Reproduce every item below verbatim, character for character, and leave out the pictures.

begin Data supplied

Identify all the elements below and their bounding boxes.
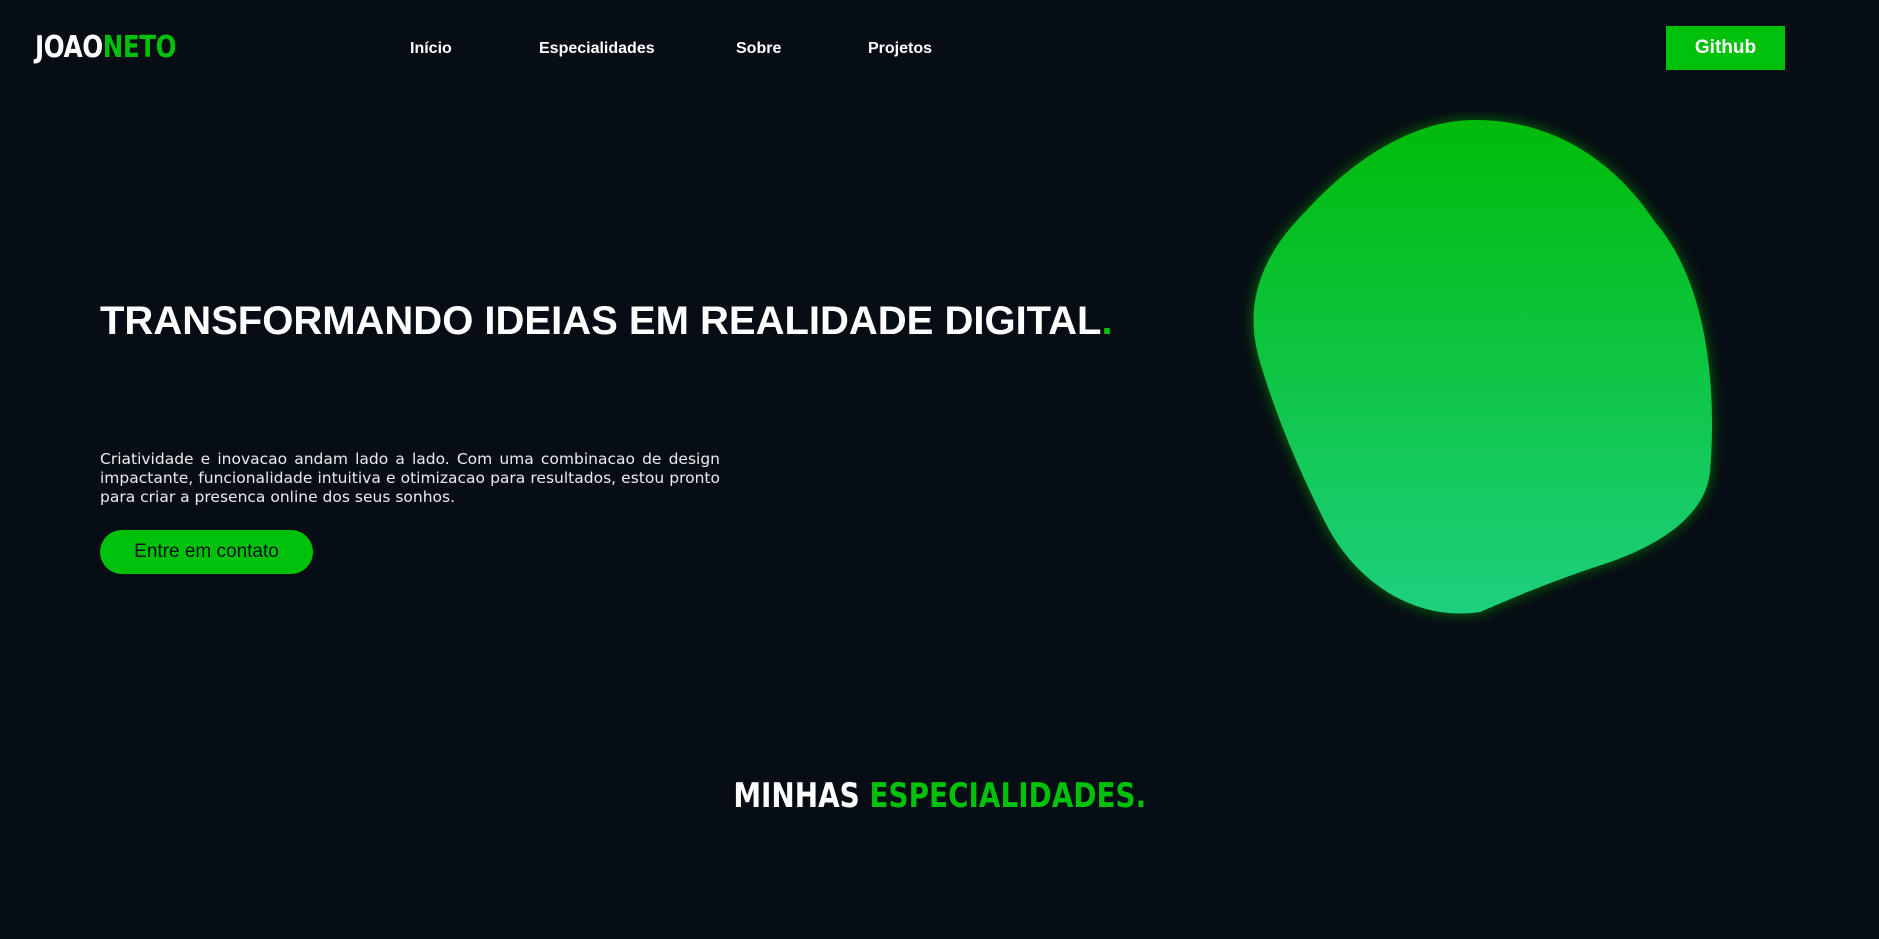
nav-item-especialidades[interactable]: Especialidades: [539, 40, 655, 58]
github-button[interactable]: Github: [1666, 26, 1785, 70]
hero-title-dot: .: [1101, 299, 1113, 343]
main-nav: Início Especialidades Sobre Projetos: [0, 40, 1000, 62]
contact-button[interactable]: Entre em contato: [100, 530, 313, 574]
hero-description: Criatividade e inovacao andam lado a lad…: [100, 450, 720, 506]
nav-item-inicio[interactable]: Início: [410, 40, 452, 58]
page: JOAONETO Início Especialidades Sobre Pro…: [0, 0, 1879, 939]
specialties-title: MINHAS ESPECIALIDADES.: [0, 776, 1879, 816]
specialties-title-part2: ESPECIALIDADES.: [869, 776, 1146, 816]
hero-blob-image: [1253, 120, 1712, 614]
hero-title-text: TRANSFORMANDO IDEIAS EM REALIDADE DIGITA…: [100, 299, 1102, 343]
specialties-title-part1: MINHAS: [733, 776, 860, 816]
nav-item-sobre[interactable]: Sobre: [736, 40, 781, 58]
nav-item-projetos[interactable]: Projetos: [868, 40, 932, 58]
hero-title: TRANSFORMANDO IDEIAS EM REALIDADE DIGITA…: [100, 299, 1113, 344]
blob-shape: [1253, 120, 1712, 614]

end Data supplied

▶ [Solution to the exercise]
Identify all the elements below and their bounding boxes.
nav-item-especialidades[interactable]: Especialidades: [539, 40, 655, 58]
github-button[interactable]: Github: [1666, 26, 1785, 70]
hero-title-dot: .: [1101, 299, 1113, 343]
main-nav: Início Especialidades Sobre Projetos: [0, 40, 1000, 62]
contact-button[interactable]: Entre em contato: [100, 530, 313, 574]
hero-description: Criatividade e inovacao andam lado a lad…: [100, 450, 720, 506]
nav-item-inicio[interactable]: Início: [410, 40, 452, 58]
page: JOAONETO Início Especialidades Sobre Pro…: [0, 0, 1879, 939]
specialties-title: MINHAS ESPECIALIDADES.: [0, 776, 1879, 816]
specialties-title-part2: ESPECIALIDADES.: [869, 776, 1146, 816]
hero-blob-image: [1253, 120, 1712, 614]
hero-title-text: TRANSFORMANDO IDEIAS EM REALIDADE DIGITA…: [100, 299, 1102, 343]
specialties-title-part1: MINHAS: [733, 776, 860, 816]
nav-item-sobre[interactable]: Sobre: [736, 40, 781, 58]
nav-item-projetos[interactable]: Projetos: [868, 40, 932, 58]
hero-title: TRANSFORMANDO IDEIAS EM REALIDADE DIGITA…: [100, 299, 1113, 344]
blob-shape: [1253, 120, 1712, 614]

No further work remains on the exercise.